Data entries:

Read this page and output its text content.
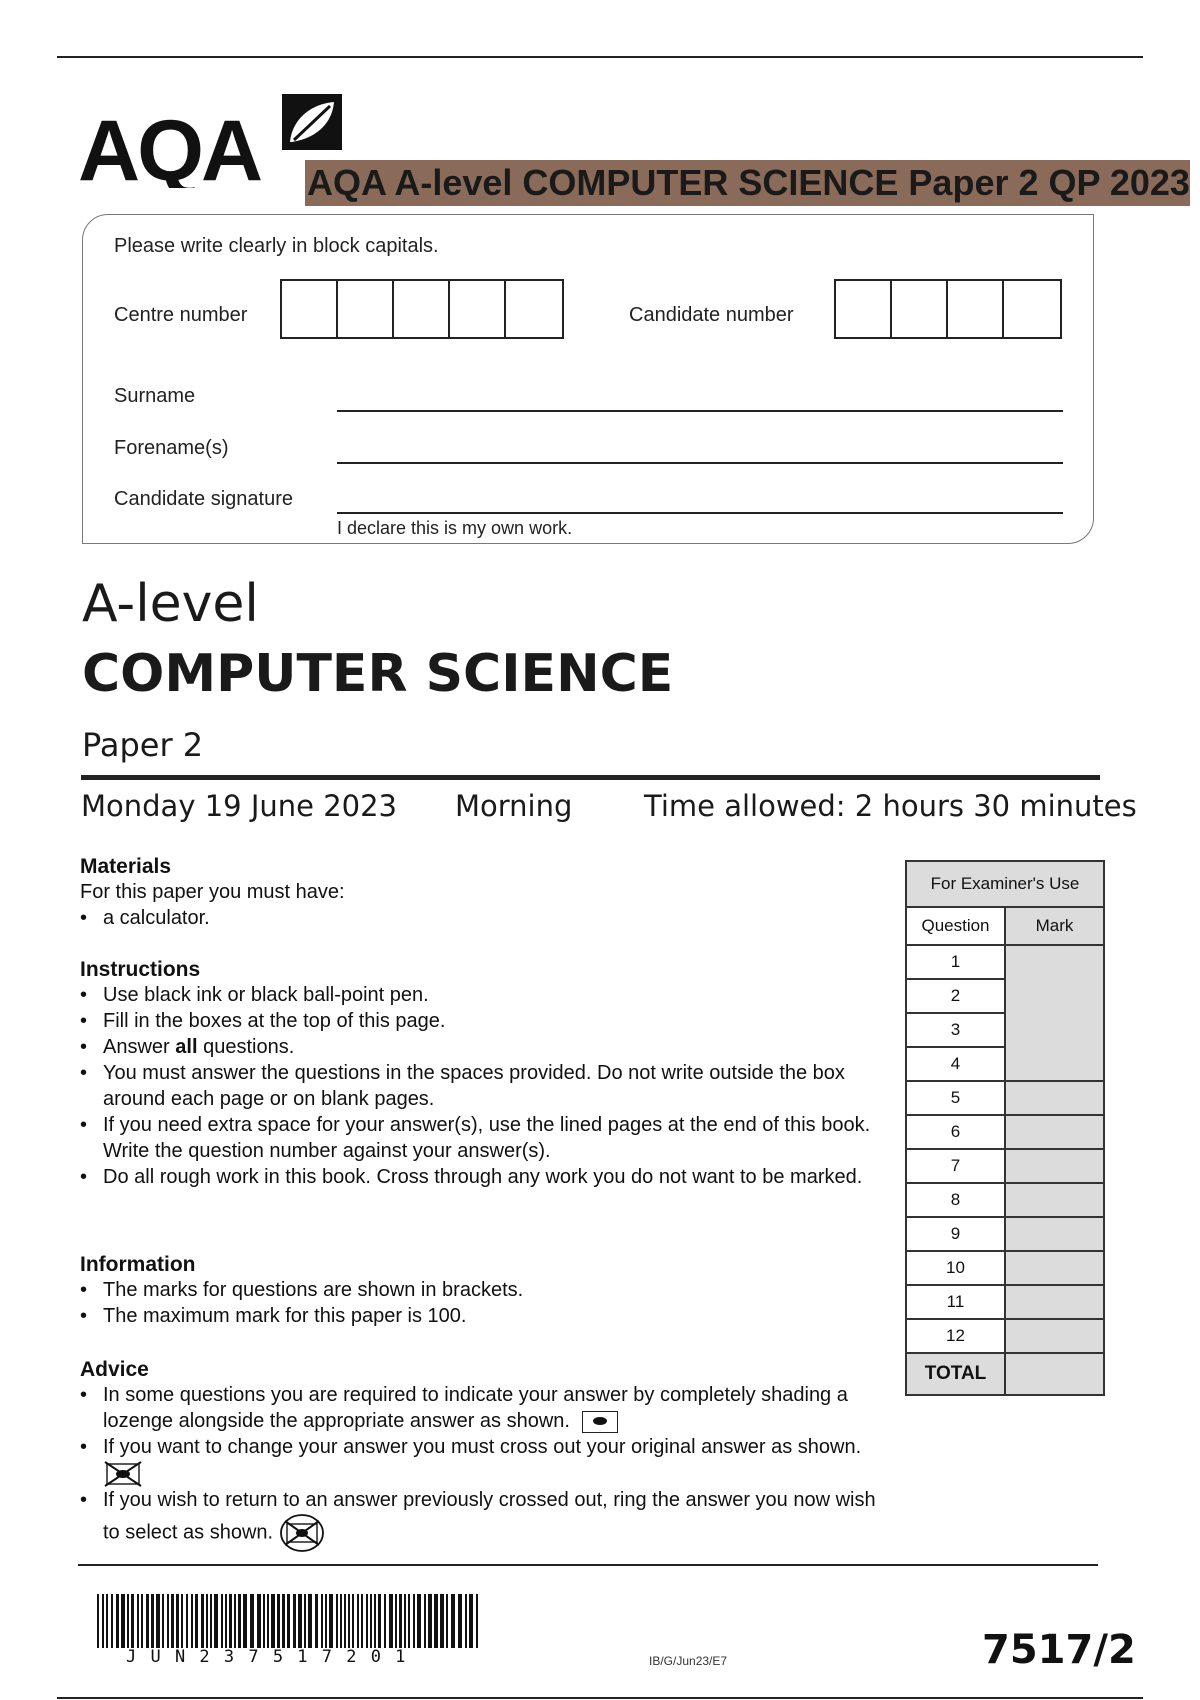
AQA AQA A-level COMPUTER SCIENCE Paper 2 QP 2023
Please write clearly in block capitals.
Centre number	Candidate number
Surname
Forename(s)
Candidate signature
I declare this is my own work.
A-level
COMPUTER SCIENCE
Paper 2
Monday 19 June 2023 Morning Time allowed: 2 hours 30 minutes
Materials
For this paper you must have:
• a calculator.
Instructions
• Use black ink or black ball-point pen.
• Fill in the boxes at the top of this page.
• Answer all questions.
• You must answer the questions in the spaces provided. Do not write outside the box around each page or on blank pages.
• If you need extra space for your answer(s), use the lined pages at the end of this book. Write the question number against your answer(s).
• Do all rough work in this book. Cross through any work you do not want to be marked.
Information
• The marks for questions are shown in brackets.
• The maximum mark for this paper is 100.
Advice
• In some questions you are required to indicate your answer by completely shading a lozenge alongside the appropriate answer as shown.
• If you want to change your answer you must cross out your original answer as shown.
• If you wish to return to an answer previously crossed out, ring the answer you now wish to select as shown.
For Examiner's Use	
Question	Mark
1	
2	
3	
4	
5	
6	
7	
8	
9	
10	
11	
12	
TOTAL	
J U N 2 3 7 5 1 7 2 0 1	IB/G/Jun23/E7	7517/2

## YOUR OBJECTIVE
Say how many lines of the data include the word "this". Respond with the number alone.

## ANSWER TO THE PROBLEM
7